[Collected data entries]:

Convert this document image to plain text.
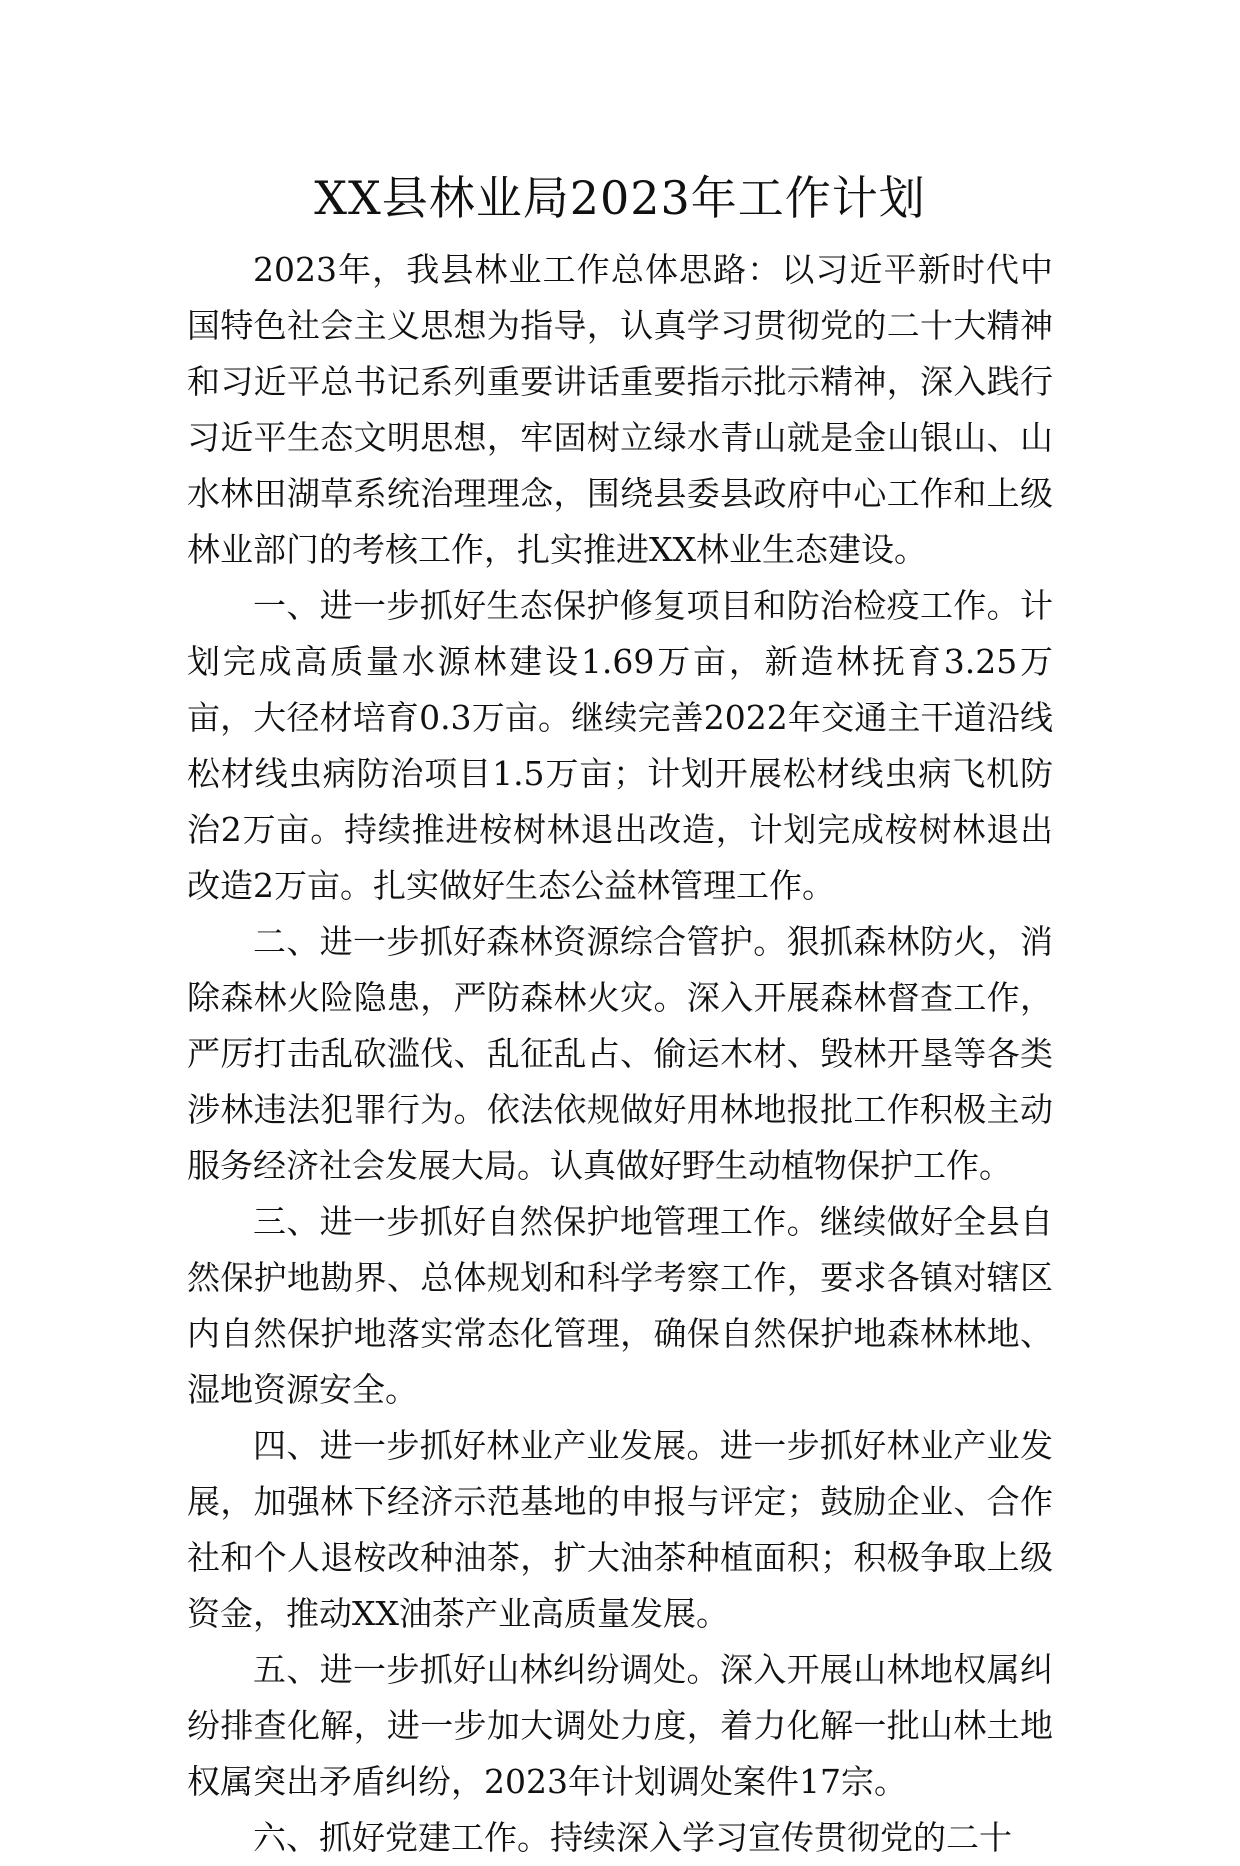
XX县林业局2023年工作计划

2023年，我县林业工作总体思路：以习近平新时代中国特色社会主义思想为指导，认真学习贯彻党的二十大精神和习近平总书记系列重要讲话重要指示批示精神，深入践行习近平生态文明思想，牢固树立绿水青山就是金山银山、山水林田湖草系统治理理念，围绕县委县政府中心工作和上级林业部门的考核工作，扎实推进XX林业生态建设。

一、进一步抓好生态保护修复项目和防治检疫工作。计划完成高质量水源林建设1.69万亩，新造林抚育3.25万亩，大径材培育0.3万亩。继续完善2022年交通主干道沿线松材线虫病防治项目1.5万亩；计划开展松材线虫病飞机防治2万亩。持续推进桉树林退出改造，计划完成桉树林退出改造2万亩。扎实做好生态公益林管理工作。

二、进一步抓好森林资源综合管护。狠抓森林防火，消除森林火险隐患，严防森林火灾。深入开展森林督查工作，严厉打击乱砍滥伐、乱征乱占、偷运木材、毁林开垦等各类涉林违法犯罪行为。依法依规做好用林地报批工作积极主动服务经济社会发展大局。认真做好野生动植物保护工作。

三、进一步抓好自然保护地管理工作。继续做好全县自然保护地勘界、总体规划和科学考察工作，要求各镇对辖区内自然保护地落实常态化管理，确保自然保护地森林林地、湿地资源安全。

四、进一步抓好林业产业发展。进一步抓好林业产业发展，加强林下经济示范基地的申报与评定；鼓励企业、合作社和个人退桉改种油茶，扩大油茶种植面积；积极争取上级资金，推动XX油茶产业高质量发展。

五、进一步抓好山林纠纷调处。深入开展山林地权属纠纷排查化解，进一步加大调处力度，着力化解一批山林土地权属突出矛盾纠纷，2023年计划调处案件17宗。

六、抓好党建工作。持续深入学习宣传贯彻党的二十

[YOUR TASK]: All of the records need repeating exactly, except for the pictures.

[CORRECT OUTPUT]:
Convert this document image to plain text.
XX县林业局2023年工作计划

2023年，我县林业工作总体思路：以习近平新时代中国特色社会主义思想为指导，认真学习贯彻党的二十大精神和习近平总书记系列重要讲话重要指示批示精神，深入践行习近平生态文明思想，牢固树立绿水青山就是金山银山、山水林田湖草系统治理理念，围绕县委县政府中心工作和上级林业部门的考核工作，扎实推进XX林业生态建设。

一、进一步抓好生态保护修复项目和防治检疫工作。计划完成高质量水源林建设1.69万亩，新造林抚育3.25万亩，大径材培育0.3万亩。继续完善2022年交通主干道沿线松材线虫病防治项目1.5万亩；计划开展松材线虫病飞机防治2万亩。持续推进桉树林退出改造，计划完成桉树林退出改造2万亩。扎实做好生态公益林管理工作。

二、进一步抓好森林资源综合管护。狠抓森林防火，消除森林火险隐患，严防森林火灾。深入开展森林督查工作，严厉打击乱砍滥伐、乱征乱占、偷运木材、毁林开垦等各类涉林违法犯罪行为。依法依规做好用林地报批工作积极主动服务经济社会发展大局。认真做好野生动植物保护工作。

三、进一步抓好自然保护地管理工作。继续做好全县自然保护地勘界、总体规划和科学考察工作，要求各镇对辖区内自然保护地落实常态化管理，确保自然保护地森林林地、湿地资源安全。

四、进一步抓好林业产业发展。进一步抓好林业产业发展，加强林下经济示范基地的申报与评定；鼓励企业、合作社和个人退桉改种油茶，扩大油茶种植面积；积极争取上级资金，推动XX油茶产业高质量发展。

五、进一步抓好山林纠纷调处。深入开展山林地权属纠纷排查化解，进一步加大调处力度，着力化解一批山林土地权属突出矛盾纠纷，2023年计划调处案件17宗。

六、抓好党建工作。持续深入学习宣传贯彻党的二十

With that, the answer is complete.